◆ **WHAT IS ASKED**
Check every line below for the word "STELIB" and copy the ones that have it.

* Start WORKING DATA *

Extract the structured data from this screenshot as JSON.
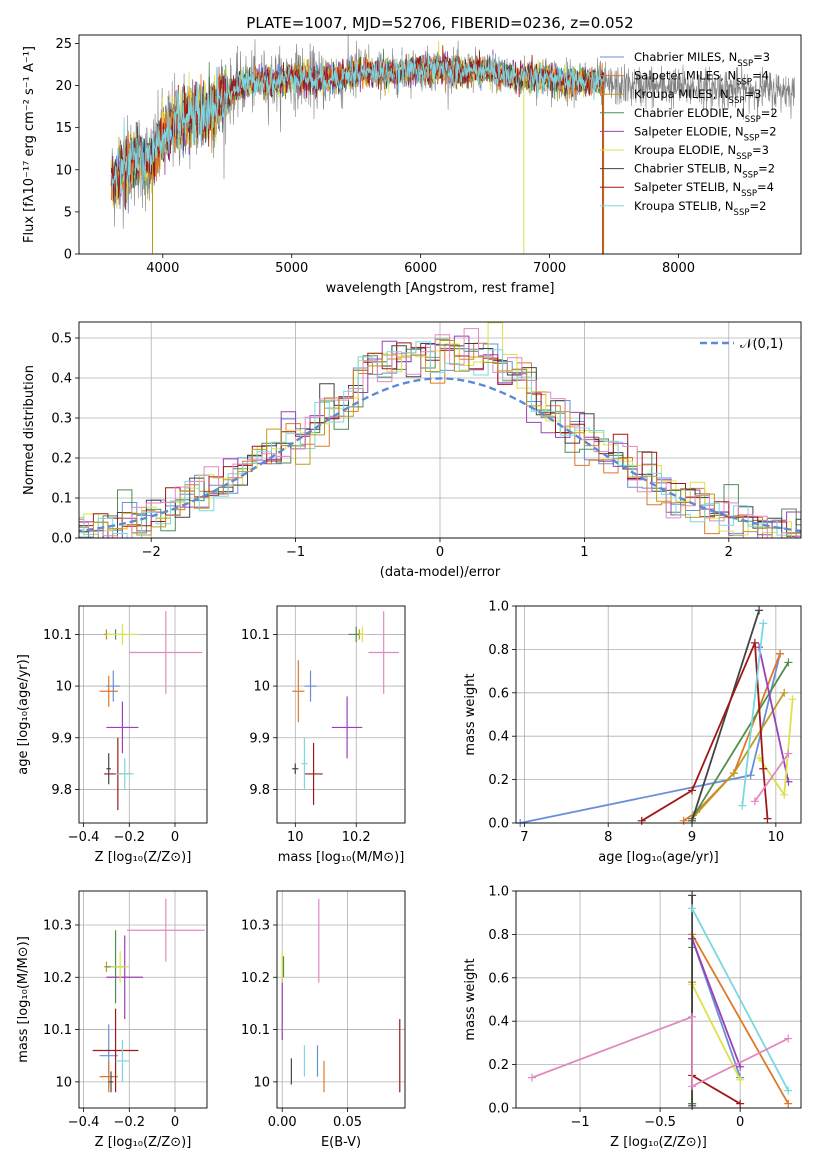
{
  "colors": [
    "#6a8fd8",
    "#e0782a",
    "#c09a20",
    "#4e8f4e",
    "#9b40b8",
    "#dde24a",
    "#444444",
    "#a01818",
    "#7ad8e0",
    "#e08ac0",
    "#909090"
  ],
  "chart_data": [
    {
      "id": "spectrum",
      "type": "line",
      "title": "PLATE=1007, MJD=52706, FIBERID=0236, z=0.052",
      "xlabel": "wavelength [Angstrom, rest frame]",
      "ylabel": "Flux [fλ10⁻¹⁷ erg cm⁻² s⁻¹ A⁻¹]",
      "xlim": [
        3350,
        8950
      ],
      "ylim": [
        0,
        26
      ],
      "xticks": [
        4000,
        5000,
        6000,
        7000,
        8000
      ],
      "yticks": [
        0,
        5,
        10,
        15,
        20,
        25
      ],
      "grid": false,
      "legend_position": "top-right",
      "observed_color": "#808080",
      "continuum": {
        "x": [
          3600,
          3700,
          3800,
          3900,
          3950,
          4000,
          4100,
          4200,
          4300,
          4400,
          4500,
          4600,
          4700,
          4800,
          4900,
          5000,
          5100,
          5200,
          5300,
          5400,
          5500,
          5600,
          5700,
          5800,
          5900,
          6000,
          6100,
          6200,
          6300,
          6400,
          6500,
          6600,
          6700,
          6800,
          6900,
          7000,
          7100,
          7200,
          7300,
          7400
        ],
        "y": [
          8.5,
          10.5,
          11.5,
          10.5,
          12.0,
          14.0,
          15.5,
          16.5,
          16.5,
          17.5,
          19.0,
          20.0,
          20.5,
          20.5,
          20.5,
          21.0,
          21.0,
          20.5,
          21.0,
          21.0,
          21.5,
          21.5,
          21.5,
          21.5,
          21.8,
          22.0,
          21.8,
          22.0,
          21.5,
          21.8,
          21.8,
          21.5,
          21.0,
          21.0,
          21.0,
          21.0,
          20.5,
          20.5,
          20.5,
          20.5
        ]
      },
      "models_end_x": 7420,
      "observed_end_x": 8900,
      "series": [
        {
          "name": "Chabrier MILES, N$_{SSP}$=3",
          "label_main": "Chabrier MILES, N",
          "sub": "SSP",
          "label_tail": "=3"
        },
        {
          "name": "Salpeter MILES, N$_{SSP}$=4",
          "label_main": "Salpeter MILES, N",
          "sub": "SSP",
          "label_tail": "=4"
        },
        {
          "name": "Kroupa MILES, N$_{SSP}$=3",
          "label_main": "Kroupa MILES, N",
          "sub": "SSP",
          "label_tail": "=3"
        },
        {
          "name": "Chabrier ELODIE, N$_{SSP}$=2",
          "label_main": "Chabrier ELODIE, N",
          "sub": "SSP",
          "label_tail": "=2"
        },
        {
          "name": "Salpeter ELODIE, N$_{SSP}$=2",
          "label_main": "Salpeter ELODIE, N",
          "sub": "SSP",
          "label_tail": "=2"
        },
        {
          "name": "Kroupa ELODIE, N$_{SSP}$=3",
          "label_main": "Kroupa ELODIE, N",
          "sub": "SSP",
          "label_tail": "=3"
        },
        {
          "name": "Chabrier STELIB, N$_{SSP}$=2",
          "label_main": "Chabrier STELIB, N",
          "sub": "SSP",
          "label_tail": "=2"
        },
        {
          "name": "Salpeter STELIB, N$_{SSP}$=4",
          "label_main": "Salpeter STELIB, N",
          "sub": "SSP",
          "label_tail": "=4"
        },
        {
          "name": "Kroupa STELIB, N$_{SSP}$=2",
          "label_main": "Kroupa STELIB, N",
          "sub": "SSP",
          "label_tail": "=2"
        }
      ]
    },
    {
      "id": "residuals",
      "type": "step",
      "xlabel": "(data-model)/error",
      "ylabel": "Normed distribution",
      "xlim": [
        -2.5,
        2.5
      ],
      "ylim": [
        0,
        0.54
      ],
      "xticks": [
        -2,
        -1,
        0,
        1,
        2
      ],
      "yticks": [
        0.0,
        0.1,
        0.2,
        0.3,
        0.4,
        0.5
      ],
      "grid": true,
      "legend": {
        "label": "𝒩(0,1)",
        "position": "top-right"
      },
      "gaussian": {
        "mean": 0,
        "sigma": 1
      },
      "bin_width": 0.1
    },
    {
      "id": "age-vs-Z",
      "type": "errorbar",
      "xlabel": "Z [log₁₀(Z/Z⊙)]",
      "ylabel": "age  [log₁₀(age/yr)]",
      "xlim": [
        -0.42,
        0.14
      ],
      "ylim": [
        9.735,
        10.155
      ],
      "xticks": [
        -0.4,
        -0.2,
        0.0
      ],
      "yticks": [
        9.8,
        9.9,
        10.0,
        10.1
      ],
      "grid": true,
      "points": [
        {
          "c": 0,
          "x": -0.27,
          "xerr": 0.03,
          "y": 10.0,
          "yerr": 0.03
        },
        {
          "c": 1,
          "x": -0.29,
          "xerr": 0.04,
          "y": 9.99,
          "yerr": 0.03
        },
        {
          "c": 2,
          "x": -0.3,
          "xerr": 0.01,
          "y": 10.1,
          "yerr": 0.01
        },
        {
          "c": 3,
          "x": -0.26,
          "xerr": 0.04,
          "y": 10.1,
          "yerr": 0.01
        },
        {
          "c": 4,
          "x": -0.23,
          "xerr": 0.07,
          "y": 9.92,
          "yerr": 0.05
        },
        {
          "c": 5,
          "x": -0.23,
          "xerr": 0.07,
          "y": 10.1,
          "yerr": 0.02
        },
        {
          "c": 6,
          "x": -0.29,
          "xerr": 0.01,
          "y": 9.84,
          "yerr": 0.03
        },
        {
          "c": 7,
          "x": -0.25,
          "xerr": 0.06,
          "y": 9.83,
          "yerr": 0.07
        },
        {
          "c": 8,
          "x": -0.22,
          "xerr": 0.04,
          "y": 9.83,
          "yerr": 0.03
        },
        {
          "c": 9,
          "x": -0.04,
          "xerr": 0.16,
          "y": 10.065,
          "yerr": 0.08
        }
      ]
    },
    {
      "id": "age-vs-mass",
      "type": "errorbar",
      "xlabel": "mass [log₁₀(M/M⊙)]",
      "ylabel": "",
      "xlim": [
        9.94,
        10.36
      ],
      "ylim": [
        9.735,
        10.155
      ],
      "xticks": [
        10.0,
        10.2
      ],
      "yticks": [
        9.8,
        9.9,
        10.0,
        10.1
      ],
      "grid": true,
      "points": [
        {
          "c": 0,
          "x": 10.05,
          "xerr": 0.02,
          "y": 10.0,
          "yerr": 0.03
        },
        {
          "c": 1,
          "x": 10.01,
          "xerr": 0.02,
          "y": 9.99,
          "yerr": 0.06
        },
        {
          "c": 2,
          "x": 10.21,
          "xerr": 0.01,
          "y": 10.1,
          "yerr": 0.01
        },
        {
          "c": 3,
          "x": 10.2,
          "xerr": 0.025,
          "y": 10.1,
          "yerr": 0.015
        },
        {
          "c": 4,
          "x": 10.17,
          "xerr": 0.05,
          "y": 9.92,
          "yerr": 0.06
        },
        {
          "c": 5,
          "x": 10.22,
          "xerr": 0.01,
          "y": 10.1,
          "yerr": 0.015
        },
        {
          "c": 6,
          "x": 10.0,
          "xerr": 0.01,
          "y": 9.84,
          "yerr": 0.01
        },
        {
          "c": 7,
          "x": 10.06,
          "xerr": 0.03,
          "y": 9.83,
          "yerr": 0.06
        },
        {
          "c": 8,
          "x": 10.03,
          "xerr": 0.01,
          "y": 9.85,
          "yerr": 0.05
        },
        {
          "c": 9,
          "x": 10.29,
          "xerr": 0.05,
          "y": 10.065,
          "yerr": 0.08
        }
      ]
    },
    {
      "id": "weight-vs-age",
      "type": "line",
      "xlabel": "age  [log₁₀(age/yr)]",
      "ylabel": "mass weight",
      "xlim": [
        6.9,
        10.3
      ],
      "ylim": [
        0,
        1
      ],
      "xticks": [
        7,
        8,
        9,
        10
      ],
      "yticks": [
        0.0,
        0.2,
        0.4,
        0.6,
        0.8,
        1.0
      ],
      "grid": true,
      "series": [
        {
          "c": 0,
          "x": [
            6.95,
            9.7,
            10.05
          ],
          "y": [
            0.0,
            0.22,
            0.78
          ]
        },
        {
          "c": 1,
          "x": [
            8.9,
            9.05,
            9.5,
            10.05
          ],
          "y": [
            0.01,
            0.05,
            0.23,
            0.78
          ]
        },
        {
          "c": 2,
          "x": [
            9.0,
            9.5,
            10.1
          ],
          "y": [
            0.02,
            0.23,
            0.6
          ]
        },
        {
          "c": 3,
          "x": [
            9.0,
            10.15
          ],
          "y": [
            0.02,
            0.74
          ]
        },
        {
          "c": 4,
          "x": [
            9.8,
            10.15
          ],
          "y": [
            0.81,
            0.19
          ]
        },
        {
          "c": 5,
          "x": [
            9.8,
            10.1,
            10.2
          ],
          "y": [
            0.3,
            0.13,
            0.57
          ]
        },
        {
          "c": 6,
          "x": [
            9.0,
            9.8
          ],
          "y": [
            0.01,
            0.98
          ]
        },
        {
          "c": 7,
          "x": [
            8.4,
            9.0,
            9.75,
            9.85,
            9.9
          ],
          "y": [
            0.01,
            0.15,
            0.83,
            0.25,
            0.02
          ]
        },
        {
          "c": 8,
          "x": [
            9.6,
            9.85
          ],
          "y": [
            0.08,
            0.92
          ]
        },
        {
          "c": 9,
          "x": [
            9.75,
            10.15
          ],
          "y": [
            0.1,
            0.32
          ]
        }
      ]
    },
    {
      "id": "mass-vs-Z",
      "type": "errorbar",
      "xlabel": "Z [log₁₀(Z/Z⊙)]",
      "ylabel": "mass [log₁₀(M/M⊙)]",
      "xlim": [
        -0.42,
        0.14
      ],
      "ylim": [
        9.95,
        10.365
      ],
      "xticks": [
        -0.4,
        -0.2,
        0.0
      ],
      "yticks": [
        10.0,
        10.1,
        10.2,
        10.3
      ],
      "grid": true,
      "points": [
        {
          "c": 0,
          "x": -0.29,
          "xerr": 0.04,
          "y": 10.05,
          "yerr": 0.06
        },
        {
          "c": 1,
          "x": -0.29,
          "xerr": 0.04,
          "y": 10.01,
          "yerr": 0.03
        },
        {
          "c": 2,
          "x": -0.3,
          "xerr": 0.01,
          "y": 10.22,
          "yerr": 0.01
        },
        {
          "c": 3,
          "x": -0.26,
          "xerr": 0.04,
          "y": 10.22,
          "yerr": 0.07
        },
        {
          "c": 4,
          "x": -0.22,
          "xerr": 0.08,
          "y": 10.2,
          "yerr": 0.08
        },
        {
          "c": 5,
          "x": -0.24,
          "xerr": 0.04,
          "y": 10.22,
          "yerr": 0.03
        },
        {
          "c": 6,
          "x": -0.28,
          "xerr": 0.01,
          "y": 10.0,
          "yerr": 0.02
        },
        {
          "c": 7,
          "x": -0.26,
          "xerr": 0.1,
          "y": 10.06,
          "yerr": 0.08
        },
        {
          "c": 8,
          "x": -0.23,
          "xerr": 0.03,
          "y": 10.04,
          "yerr": 0.04
        },
        {
          "c": 9,
          "x": -0.04,
          "xerr": 0.17,
          "y": 10.29,
          "yerr": 0.06
        }
      ]
    },
    {
      "id": "mass-vs-ebv",
      "type": "errorbar",
      "xlabel": "E(B-V)",
      "ylabel": "",
      "xlim": [
        -0.004,
        0.094
      ],
      "ylim": [
        9.95,
        10.365
      ],
      "xticks": [
        0.0,
        0.05
      ],
      "xtick_labels": [
        "0.00",
        "0.05"
      ],
      "yticks": [
        10.0,
        10.1,
        10.2,
        10.3
      ],
      "grid": true,
      "points": [
        {
          "c": 0,
          "x": 0.027,
          "xerr": 0,
          "y": 10.04,
          "yerr": 0.03
        },
        {
          "c": 1,
          "x": 0.032,
          "xerr": 0,
          "y": 10.01,
          "yerr": 0.03
        },
        {
          "c": 2,
          "x": 0.0,
          "xerr": 0,
          "y": 10.22,
          "yerr": 0.02
        },
        {
          "c": 3,
          "x": 0.001,
          "xerr": 0,
          "y": 10.22,
          "yerr": 0.02
        },
        {
          "c": 4,
          "x": 0.0,
          "xerr": 0,
          "y": 10.14,
          "yerr": 0.06
        },
        {
          "c": 5,
          "x": 0.0,
          "xerr": 0,
          "y": 10.22,
          "yerr": 0.03
        },
        {
          "c": 6,
          "x": 0.007,
          "xerr": 0,
          "y": 10.02,
          "yerr": 0.025
        },
        {
          "c": 7,
          "x": 0.09,
          "xerr": 0,
          "y": 10.05,
          "yerr": 0.07
        },
        {
          "c": 8,
          "x": 0.017,
          "xerr": 0,
          "y": 10.04,
          "yerr": 0.03
        },
        {
          "c": 9,
          "x": 0.028,
          "xerr": 0,
          "y": 10.27,
          "yerr": 0.08
        }
      ]
    },
    {
      "id": "weight-vs-Z",
      "type": "line",
      "xlabel": "Z [log₁₀(Z/Z⊙)]",
      "ylabel": "mass weight",
      "xlim": [
        -1.4,
        0.38
      ],
      "ylim": [
        0,
        1
      ],
      "xticks": [
        -1.0,
        -0.5,
        0.0
      ],
      "yticks": [
        0.0,
        0.2,
        0.4,
        0.6,
        0.8,
        1.0
      ],
      "grid": true,
      "series": [
        {
          "c": 0,
          "x": [
            -0.3,
            0.0
          ],
          "y": [
            0.78,
            0.14
          ]
        },
        {
          "c": 1,
          "x": [
            -0.3,
            0.3
          ],
          "y": [
            0.8,
            0.02
          ]
        },
        {
          "c": 2,
          "x": [
            -0.3,
            -0.3
          ],
          "y": [
            0.02,
            0.58
          ]
        },
        {
          "c": 3,
          "x": [
            -0.3,
            -0.3
          ],
          "y": [
            0.02,
            0.74
          ]
        },
        {
          "c": 4,
          "x": [
            -0.3,
            0.0
          ],
          "y": [
            0.78,
            0.19
          ]
        },
        {
          "c": 5,
          "x": [
            -0.3,
            0.0
          ],
          "y": [
            0.57,
            0.13
          ]
        },
        {
          "c": 6,
          "x": [
            -0.3,
            -0.3
          ],
          "y": [
            0.01,
            0.98
          ]
        },
        {
          "c": 7,
          "x": [
            -0.3,
            0.0
          ],
          "y": [
            0.15,
            0.02
          ]
        },
        {
          "c": 8,
          "x": [
            -0.3,
            0.3
          ],
          "y": [
            0.92,
            0.08
          ]
        },
        {
          "c": 9,
          "x": [
            -1.3,
            -0.3,
            -0.3,
            0.3
          ],
          "y": [
            0.14,
            0.42,
            0.1,
            0.32
          ]
        }
      ]
    }
  ]
}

* End WORKING DATA *

◆ **SOLVED EXERCISE**
          "name": "Chabrier STELIB, N$_{SSP}$=2",
          "label_main": "Chabrier STELIB, N",
          "name": "Salpeter STELIB, N$_{SSP}$=4",
          "label_main": "Salpeter STELIB, N",
          "name": "Kroupa STELIB, N$_{SSP}$=2",
          "label_main": "Kroupa STELIB, N",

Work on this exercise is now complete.